-------- Dataset excerpts
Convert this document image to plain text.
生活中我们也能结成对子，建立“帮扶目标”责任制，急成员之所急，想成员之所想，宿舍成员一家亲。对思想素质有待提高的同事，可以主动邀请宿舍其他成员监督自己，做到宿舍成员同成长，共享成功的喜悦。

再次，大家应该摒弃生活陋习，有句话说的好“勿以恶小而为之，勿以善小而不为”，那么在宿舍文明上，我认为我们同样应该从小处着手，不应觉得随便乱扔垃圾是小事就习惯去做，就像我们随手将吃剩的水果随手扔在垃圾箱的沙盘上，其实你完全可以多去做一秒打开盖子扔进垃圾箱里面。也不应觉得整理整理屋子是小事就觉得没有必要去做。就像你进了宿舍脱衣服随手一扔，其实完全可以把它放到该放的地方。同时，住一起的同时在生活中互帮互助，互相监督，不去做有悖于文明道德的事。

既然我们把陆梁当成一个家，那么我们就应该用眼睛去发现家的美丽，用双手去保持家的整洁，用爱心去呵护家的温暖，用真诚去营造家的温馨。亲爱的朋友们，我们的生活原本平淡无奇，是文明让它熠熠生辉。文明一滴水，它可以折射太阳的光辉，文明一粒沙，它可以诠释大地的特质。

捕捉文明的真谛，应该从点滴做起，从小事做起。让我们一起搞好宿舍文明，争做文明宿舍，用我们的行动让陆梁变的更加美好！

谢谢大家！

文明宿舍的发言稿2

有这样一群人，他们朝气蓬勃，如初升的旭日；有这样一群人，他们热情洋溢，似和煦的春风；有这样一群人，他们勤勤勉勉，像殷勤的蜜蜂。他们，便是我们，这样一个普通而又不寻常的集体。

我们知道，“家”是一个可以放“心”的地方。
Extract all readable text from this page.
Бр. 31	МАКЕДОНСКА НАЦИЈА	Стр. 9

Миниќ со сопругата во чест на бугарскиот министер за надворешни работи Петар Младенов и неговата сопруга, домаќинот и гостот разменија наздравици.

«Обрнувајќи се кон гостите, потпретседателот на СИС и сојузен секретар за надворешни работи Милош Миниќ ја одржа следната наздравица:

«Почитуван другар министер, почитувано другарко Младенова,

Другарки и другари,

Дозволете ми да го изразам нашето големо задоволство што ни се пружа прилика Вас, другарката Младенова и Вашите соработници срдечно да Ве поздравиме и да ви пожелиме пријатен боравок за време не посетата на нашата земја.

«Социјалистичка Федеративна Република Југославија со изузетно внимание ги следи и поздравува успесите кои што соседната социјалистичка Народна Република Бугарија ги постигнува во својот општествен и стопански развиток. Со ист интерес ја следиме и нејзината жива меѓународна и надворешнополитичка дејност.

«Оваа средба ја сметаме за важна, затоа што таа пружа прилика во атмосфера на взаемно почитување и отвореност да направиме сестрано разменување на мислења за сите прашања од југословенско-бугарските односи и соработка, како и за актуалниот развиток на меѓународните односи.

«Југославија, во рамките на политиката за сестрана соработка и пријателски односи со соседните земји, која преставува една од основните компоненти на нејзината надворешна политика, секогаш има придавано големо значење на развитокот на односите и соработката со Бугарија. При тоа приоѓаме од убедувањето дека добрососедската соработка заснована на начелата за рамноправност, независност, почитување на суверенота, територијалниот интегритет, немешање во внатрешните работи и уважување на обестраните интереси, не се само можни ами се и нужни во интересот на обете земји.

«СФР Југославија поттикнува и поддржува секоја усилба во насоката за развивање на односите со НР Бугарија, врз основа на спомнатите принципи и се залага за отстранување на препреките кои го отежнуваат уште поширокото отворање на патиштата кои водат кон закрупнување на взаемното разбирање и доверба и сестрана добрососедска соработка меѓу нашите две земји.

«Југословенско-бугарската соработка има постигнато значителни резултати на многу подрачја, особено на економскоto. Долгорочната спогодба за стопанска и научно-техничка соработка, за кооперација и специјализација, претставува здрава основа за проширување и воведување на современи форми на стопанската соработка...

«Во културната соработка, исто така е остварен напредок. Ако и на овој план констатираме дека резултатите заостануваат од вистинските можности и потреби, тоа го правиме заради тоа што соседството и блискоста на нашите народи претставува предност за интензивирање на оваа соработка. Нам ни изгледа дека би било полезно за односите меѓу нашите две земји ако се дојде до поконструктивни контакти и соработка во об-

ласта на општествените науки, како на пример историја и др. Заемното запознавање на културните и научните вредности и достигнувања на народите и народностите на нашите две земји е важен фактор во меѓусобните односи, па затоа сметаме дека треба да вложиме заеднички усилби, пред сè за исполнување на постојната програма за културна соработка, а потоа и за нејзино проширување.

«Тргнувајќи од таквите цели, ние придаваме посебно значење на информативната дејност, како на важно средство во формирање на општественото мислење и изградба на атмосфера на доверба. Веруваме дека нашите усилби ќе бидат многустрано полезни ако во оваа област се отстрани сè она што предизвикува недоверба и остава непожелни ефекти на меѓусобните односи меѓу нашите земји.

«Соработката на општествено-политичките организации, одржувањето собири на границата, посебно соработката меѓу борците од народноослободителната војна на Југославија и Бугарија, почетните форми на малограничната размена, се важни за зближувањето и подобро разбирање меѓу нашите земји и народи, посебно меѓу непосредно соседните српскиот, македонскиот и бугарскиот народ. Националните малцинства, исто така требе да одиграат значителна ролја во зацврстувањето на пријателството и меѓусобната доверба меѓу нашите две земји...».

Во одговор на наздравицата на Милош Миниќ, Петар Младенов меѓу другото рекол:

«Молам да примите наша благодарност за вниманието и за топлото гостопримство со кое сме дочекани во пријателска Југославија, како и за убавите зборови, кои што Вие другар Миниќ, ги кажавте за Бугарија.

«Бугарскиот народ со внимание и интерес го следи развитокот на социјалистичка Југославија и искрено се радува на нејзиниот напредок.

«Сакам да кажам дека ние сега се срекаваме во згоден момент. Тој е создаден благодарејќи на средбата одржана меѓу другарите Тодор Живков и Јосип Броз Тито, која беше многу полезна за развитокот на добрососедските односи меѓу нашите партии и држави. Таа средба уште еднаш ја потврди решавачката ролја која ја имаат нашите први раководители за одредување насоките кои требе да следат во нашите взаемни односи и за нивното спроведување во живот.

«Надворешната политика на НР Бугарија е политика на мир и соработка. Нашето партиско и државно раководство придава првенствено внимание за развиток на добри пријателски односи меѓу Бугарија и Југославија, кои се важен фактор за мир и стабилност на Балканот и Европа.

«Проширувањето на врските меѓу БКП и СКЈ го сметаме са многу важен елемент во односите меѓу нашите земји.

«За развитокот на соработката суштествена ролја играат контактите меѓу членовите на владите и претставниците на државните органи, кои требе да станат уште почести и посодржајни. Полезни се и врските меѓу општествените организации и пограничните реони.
----------------
Task instructions: Using the listing above, show every line that includes the string "соработката".

The response:
«Југославија, во рамките на политиката за сестрана соработка и пријателски односи со соседните земји, која преставува една од основните компоненти на нејзината надворешна политика, секогаш има придавано големо значење на развитокот на односите и соработката со Бугарија. При тоа приоѓаме од убедувањето дека добрососедската соработка заснована на начелата за рамноправност, независност, почитување на суверенота, територијалниот интегритет, немешање во внатрешните работи и уважување на обестраните интереси, не се само можни ами се и нужни во интересот на обете земји.
«Соработката на општествено-политичките организации, одржувањето собири на границата, посебно соработката меѓу борците од народноослободителната војна на Југославија и Бугарија, почетните форми на малограничната размена, се важни за зближувањето и подобро разбирање меѓу нашите земји и народи, посебно меѓу непосредно соседните српскиот, македонскиот и бугарскиот народ. Националните малцинства, исто така требе да одиграат значителна ролја во зацврстувањето на пријателството и меѓусобната доверба меѓу нашите две земји...».
«За развитокот на соработката суштествена ролја играат контактите меѓу членовите на владите и претставниците на државните органи, кои требе да станат уште почести и посодржајни. Полезни се и врските меѓу општествените организации и пограничните реони.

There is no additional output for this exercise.